--- Task to complete ---
Duplicate the lines of the entries below, from the line containing "x-tick-label: 2015-10-31 <box>409" through the line containing "y-tick-label: 10-3 <box>41 300 62 317</box>", inclusive, reproducing them without any change.

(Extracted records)
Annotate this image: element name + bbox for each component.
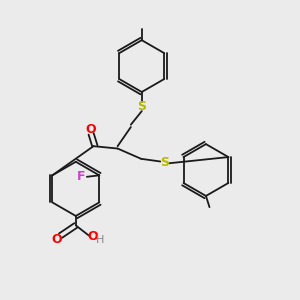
Text: F: F [77, 170, 86, 183]
Text: O: O [51, 233, 62, 246]
Text: H: H [96, 236, 104, 245]
Text: O: O [88, 230, 98, 243]
Text: O: O [85, 123, 95, 136]
Text: S: S [160, 156, 169, 169]
Text: S: S [137, 100, 146, 113]
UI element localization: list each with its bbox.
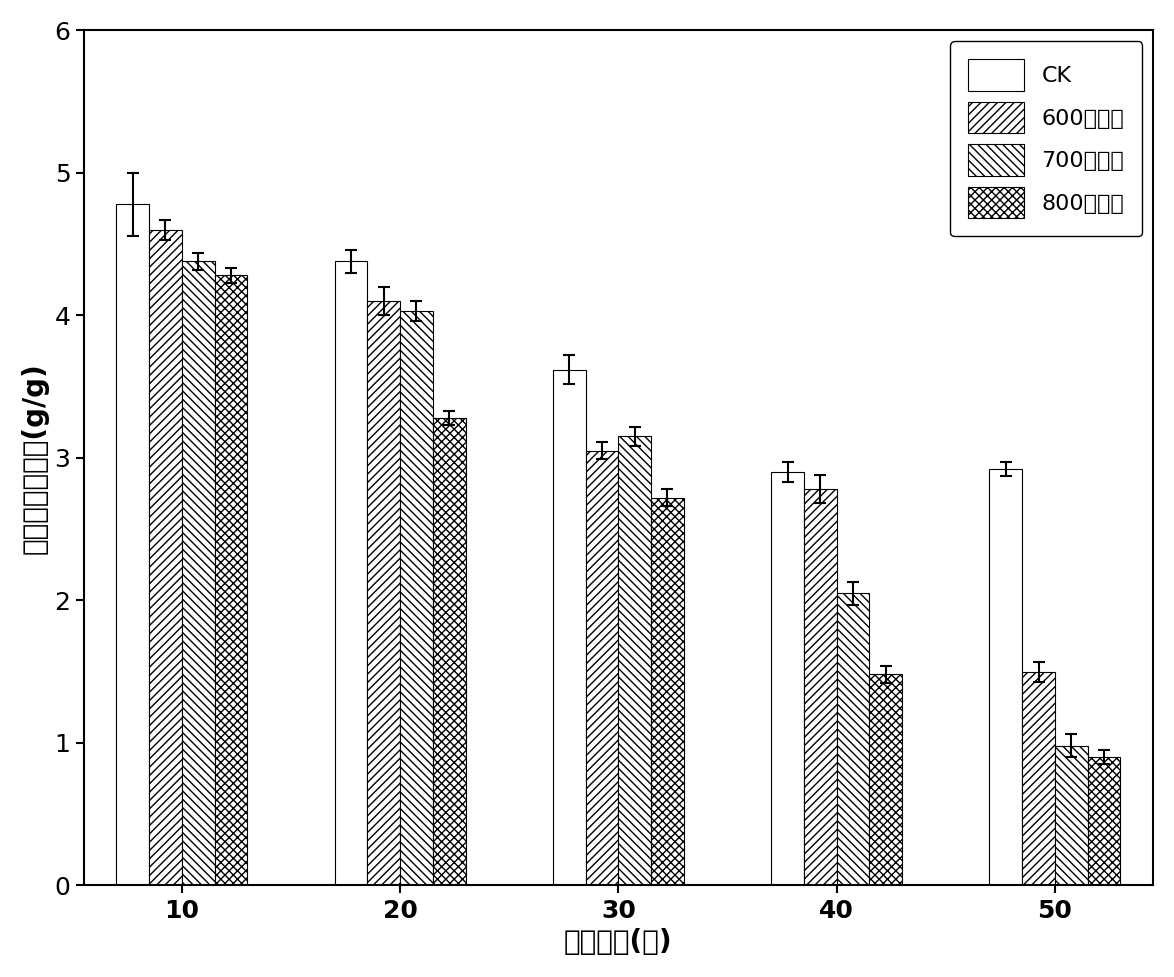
Y-axis label: 石油污染物浓度(g/g): 石油污染物浓度(g/g) [21, 362, 49, 554]
Bar [804, 489, 837, 885]
Bar [1023, 671, 1055, 885]
Bar [990, 469, 1023, 885]
Bar [870, 674, 902, 885]
Bar [367, 301, 400, 885]
Bar [771, 472, 804, 885]
Bar [215, 276, 248, 885]
Bar [586, 450, 619, 885]
Bar [652, 497, 684, 885]
Bar [400, 311, 433, 885]
Legend: CK, 600气凝胶, 700气凝胶, 800气凝胶: CK, 600气凝胶, 700气凝胶, 800气凝胶 [951, 41, 1142, 236]
Bar [149, 230, 182, 885]
Bar [116, 204, 149, 885]
Bar [335, 261, 367, 885]
Bar [619, 437, 652, 885]
Bar [837, 593, 870, 885]
Bar [1087, 757, 1120, 885]
Bar [1055, 745, 1087, 885]
X-axis label: 处理时间(天): 处理时间(天) [564, 928, 673, 956]
Bar [553, 369, 586, 885]
Bar [182, 261, 215, 885]
Bar [433, 418, 466, 885]
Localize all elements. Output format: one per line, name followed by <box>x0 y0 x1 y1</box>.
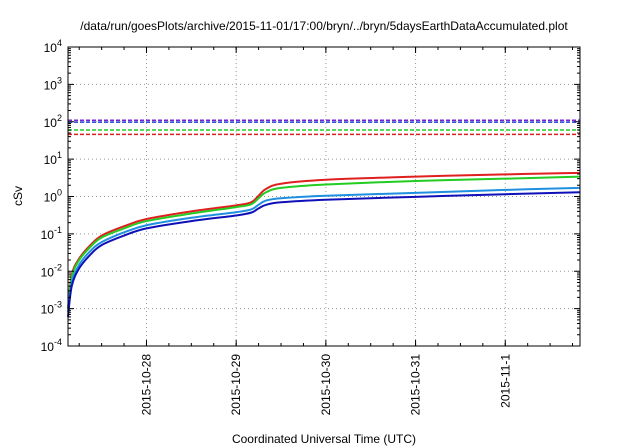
x-tick-label: 2015-10-31 <box>409 354 423 416</box>
chart-title: /data/run/goesPlots/archive/2015-11-01/1… <box>80 19 568 33</box>
series-line <box>67 186 581 313</box>
series-line <box>67 191 581 318</box>
x-tick-label: 2015-10-29 <box>229 354 243 416</box>
series-lines <box>67 171 581 318</box>
y-axis-ticks: 10-4 10-3 10-2 10-1 100 101 102 103 104 <box>41 38 580 354</box>
series-line <box>67 175 581 309</box>
y-tick-label: 100 <box>44 188 62 205</box>
y-tick-label: 10-2 <box>41 262 62 279</box>
y-tick-label: 10-3 <box>41 300 62 317</box>
x-axis-label: Coordinated Universal Time (UTC) <box>232 432 416 446</box>
y-tick-label: 101 <box>44 150 62 167</box>
y-tick-label: 103 <box>44 75 62 92</box>
threshold-lines <box>68 119 580 136</box>
y-tick-label: 102 <box>44 113 62 130</box>
x-tick-label: 2015-11-1 <box>498 354 512 408</box>
y-tick-label: 10-1 <box>41 225 62 242</box>
series-line <box>67 171 581 309</box>
x-axis-ticks: 2015-10-28 2015-10-29 2015-10-30 2015-10-31… <box>78 47 574 416</box>
x-tick-label: 2015-10-30 <box>319 354 333 416</box>
y-tick-label: 10-4 <box>41 337 62 354</box>
y-axis-label: cSv <box>11 186 25 206</box>
y-tick-label: 104 <box>44 38 62 55</box>
x-tick-label: 2015-10-28 <box>139 354 153 416</box>
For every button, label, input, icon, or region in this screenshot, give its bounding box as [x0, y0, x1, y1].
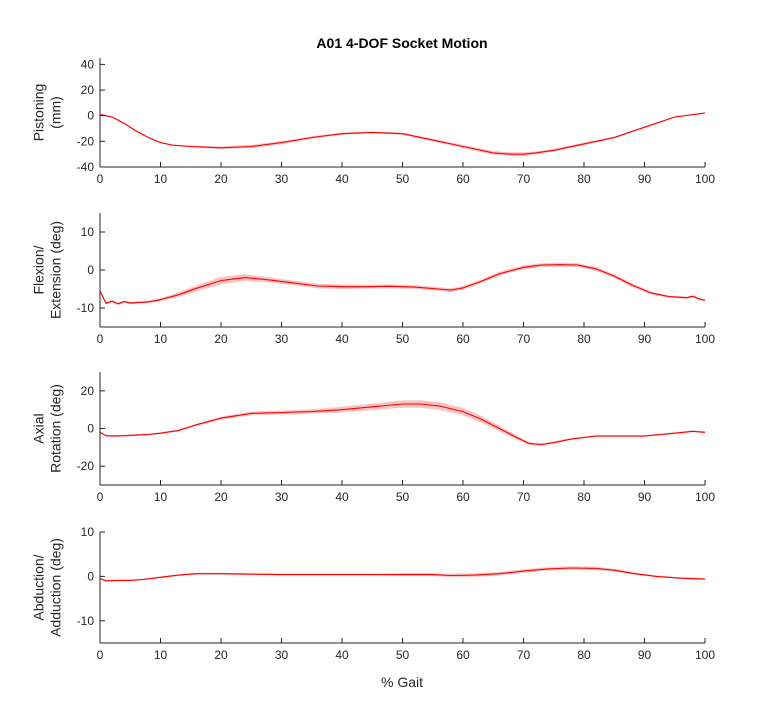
flexion-extension-y-tick-label: 10: [81, 225, 95, 239]
flexion-extension-x-tick-label: 50: [396, 332, 410, 346]
abduction-adduction-x-tick-label: 30: [275, 648, 289, 662]
axial-rotation-y-tick-label: 0: [87, 422, 94, 436]
axial-rotation-y-axis-title: Rotation (deg): [48, 384, 64, 473]
pistoning-y-tick-label: -40: [77, 160, 95, 174]
axial-rotation-x-tick-label: 80: [577, 490, 591, 504]
pistoning-y-tick-label: 20: [81, 83, 95, 97]
abduction-adduction-x-tick-label: 0: [97, 648, 104, 662]
axial-rotation-y-axis-title: Axial: [31, 413, 47, 443]
abduction-adduction-x-tick-label: 10: [154, 648, 168, 662]
axial-rotation-x-tick-label: 20: [214, 490, 228, 504]
flexion-extension-y-tick-label: 0: [87, 263, 94, 277]
axial-rotation-x-tick-label: 30: [275, 490, 289, 504]
abduction-adduction-x-tick-label: 40: [335, 648, 349, 662]
axial-rotation-x-tick-label: 100: [695, 490, 715, 504]
pistoning-x-tick-label: 10: [154, 172, 168, 186]
pistoning-y-axis-title: Pistoning: [31, 84, 47, 142]
pistoning-x-tick-label: 30: [275, 172, 289, 186]
pistoning-x-tick-label: 40: [335, 172, 349, 186]
flexion-extension-x-tick-label: 70: [517, 332, 531, 346]
flexion-extension-x-tick-label: 10: [154, 332, 168, 346]
axial-rotation-x-tick-label: 60: [456, 490, 470, 504]
axial-rotation-x-tick-label: 50: [396, 490, 410, 504]
pistoning-x-tick-label: 100: [695, 172, 715, 186]
flexion-extension-band: [100, 262, 705, 305]
panel-abduction-adduction: 0 10 20 30 40 50 60 70 80 90 100 -10 0 10 Abduction/Ad…: [31, 525, 716, 662]
abduction-adduction-mean-line: [99, 567, 706, 582]
abduction-adduction-y-tick-label: 0: [87, 569, 94, 583]
pistoning-y-axis-title: (mm): [48, 96, 64, 129]
flexion-extension-y-axis-title: Extension (deg): [48, 221, 64, 319]
flexion-extension-x-tick-label: 30: [275, 332, 289, 346]
flexion-extension-x-tick-label: 80: [577, 332, 591, 346]
pistoning-x-tick-label: 20: [214, 172, 228, 186]
pistoning-band: [100, 112, 705, 157]
axial-rotation-band: [100, 400, 705, 446]
axial-rotation-x-tick-label: 70: [517, 490, 531, 504]
pistoning-x-tick-label: 0: [97, 172, 104, 186]
pistoning-x-tick-label: 80: [577, 172, 591, 186]
axial-rotation-mean-line: [99, 403, 706, 446]
pistoning-x-tick-label: 60: [456, 172, 470, 186]
abduction-adduction-y-tick-label: -10: [77, 614, 95, 628]
panel-axial-rotation: 0 10 20 30 40 50 60 70 80 90 100 -20 0 20 Axial Rotatio…: [31, 372, 715, 504]
abduction-adduction-x-tick-label: 70: [517, 648, 531, 662]
axial-rotation-x-tick-label: 40: [335, 490, 349, 504]
pistoning-y-tick-label: -20: [77, 134, 95, 148]
axial-rotation-y-tick-label: -20: [77, 459, 95, 473]
abduction-adduction-x-tick-label: 100: [695, 648, 715, 662]
axial-rotation-y-tick-label: 20: [81, 384, 95, 398]
abduction-adduction-y-axis-title: Adduction (deg): [48, 538, 64, 637]
pistoning-x-tick-label: 50: [396, 172, 410, 186]
abduction-adduction-x-tick-label: 90: [638, 648, 652, 662]
flexion-extension-x-tick-label: 90: [638, 332, 652, 346]
axial-rotation-x-tick-label: 0: [97, 490, 104, 504]
pistoning-x-tick-label: 70: [517, 172, 531, 186]
abduction-adduction-band: [100, 566, 705, 582]
flexion-extension-x-tick-label: 60: [456, 332, 470, 346]
flexion-extension-x-tick-label: 40: [335, 332, 349, 346]
flexion-extension-x-tick-label: 0: [97, 332, 104, 346]
axial-rotation-x-tick-label: 90: [638, 490, 652, 504]
flexion-extension-x-tick-label: 20: [214, 332, 228, 346]
pistoning-y-tick-label: 0: [87, 109, 94, 123]
pistoning-x-tick-label: 90: [638, 172, 652, 186]
panel-pistoning: 0 10 20 30 40 50 60 70 80 90 100 -40 -20 0 20 40 Pistoni…: [31, 57, 716, 186]
panel-flexion-extension: 0 10 20 30 40 50 60 70 80 90 100 -10 0 10 Flexion/Exte…: [31, 213, 715, 346]
abduction-adduction-y-axis-title: Abduction/: [31, 554, 47, 620]
pistoning-y-tick-label: 40: [81, 57, 95, 71]
flexion-extension-y-axis-title: Flexion/: [31, 245, 47, 294]
flexion-extension-y-tick-label: -10: [77, 301, 95, 315]
flexion-extension-x-tick-label: 100: [695, 332, 715, 346]
figure-title: A01 4-DOF Socket Motion: [316, 35, 487, 51]
abduction-adduction-x-tick-label: 20: [214, 648, 228, 662]
flexion-extension-mean-line: [99, 264, 706, 305]
x-axis-title: % Gait: [381, 674, 423, 690]
axial-rotation-x-tick-label: 10: [154, 490, 168, 504]
pistoning-mean-line: [99, 112, 706, 155]
abduction-adduction-x-tick-label: 60: [456, 648, 470, 662]
abduction-adduction-x-tick-label: 50: [396, 648, 410, 662]
abduction-adduction-y-tick-label: 10: [81, 525, 95, 539]
abduction-adduction-x-tick-label: 80: [577, 648, 591, 662]
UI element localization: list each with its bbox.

--- Solution to the exercise ---
x-tick-label: 2015-10-31 <box>409 354 423 416</box>
chart-title: /data/run/goesPlots/archive/2015-11-01/1… <box>80 19 568 33</box>
series-line <box>67 186 581 313</box>
series-line <box>67 191 581 318</box>
x-tick-label: 2015-10-29 <box>229 354 243 416</box>
series-lines <box>67 171 581 318</box>
y-axis-ticks: 10-4 10-3 10-2 10-1 100 101 102 103 104 <box>41 38 580 354</box>
series-line <box>67 175 581 309</box>
y-tick-label: 100 <box>44 188 62 205</box>
y-tick-label: 10-2 <box>41 262 62 279</box>
y-tick-label: 10-3 <box>41 300 62 317</box>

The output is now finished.